[Stored data entries]
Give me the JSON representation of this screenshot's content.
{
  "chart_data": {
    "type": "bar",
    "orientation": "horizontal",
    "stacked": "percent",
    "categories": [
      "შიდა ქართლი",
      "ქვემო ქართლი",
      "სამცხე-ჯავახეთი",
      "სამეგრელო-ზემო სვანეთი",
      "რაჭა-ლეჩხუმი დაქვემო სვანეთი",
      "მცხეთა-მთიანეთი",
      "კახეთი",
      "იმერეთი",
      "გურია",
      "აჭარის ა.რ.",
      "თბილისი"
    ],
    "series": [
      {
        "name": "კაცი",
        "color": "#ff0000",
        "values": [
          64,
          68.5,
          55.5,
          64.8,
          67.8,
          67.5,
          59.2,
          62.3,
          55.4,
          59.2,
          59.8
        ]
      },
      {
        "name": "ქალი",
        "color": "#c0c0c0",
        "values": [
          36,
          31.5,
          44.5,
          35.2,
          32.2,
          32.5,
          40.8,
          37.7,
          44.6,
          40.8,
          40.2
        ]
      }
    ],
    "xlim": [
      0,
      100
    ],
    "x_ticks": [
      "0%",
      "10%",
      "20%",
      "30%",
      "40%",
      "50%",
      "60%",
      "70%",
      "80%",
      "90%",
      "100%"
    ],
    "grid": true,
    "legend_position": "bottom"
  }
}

[WHAT THE EXERCISE ASKS] Repeat all the entries exactly as given.

[ANSWER]
Give me the JSON representation of this screenshot's content.
{
  "chart_data": {
    "type": "bar",
    "orientation": "horizontal",
    "stacked": "percent",
    "categories": [
      "შიდა ქართლი",
      "ქვემო ქართლი",
      "სამცხე-ჯავახეთი",
      "სამეგრელო-ზემო სვანეთი",
      "რაჭა-ლეჩხუმი დაქვემო სვანეთი",
      "მცხეთა-მთიანეთი",
      "კახეთი",
      "იმერეთი",
      "გურია",
      "აჭარის ა.რ.",
      "თბილისი"
    ],
    "series": [
      {
        "name": "კაცი",
        "color": "#ff0000",
        "values": [
          64,
          68.5,
          55.5,
          64.8,
          67.8,
          67.5,
          59.2,
          62.3,
          55.4,
          59.2,
          59.8
        ]
      },
      {
        "name": "ქალი",
        "color": "#c0c0c0",
        "values": [
          36,
          31.5,
          44.5,
          35.2,
          32.2,
          32.5,
          40.8,
          37.7,
          44.6,
          40.8,
          40.2
        ]
      }
    ],
    "xlim": [
      0,
      100
    ],
    "x_ticks": [
      "0%",
      "10%",
      "20%",
      "30%",
      "40%",
      "50%",
      "60%",
      "70%",
      "80%",
      "90%",
      "100%"
    ],
    "grid": true,
    "legend_position": "bottom"
  }
}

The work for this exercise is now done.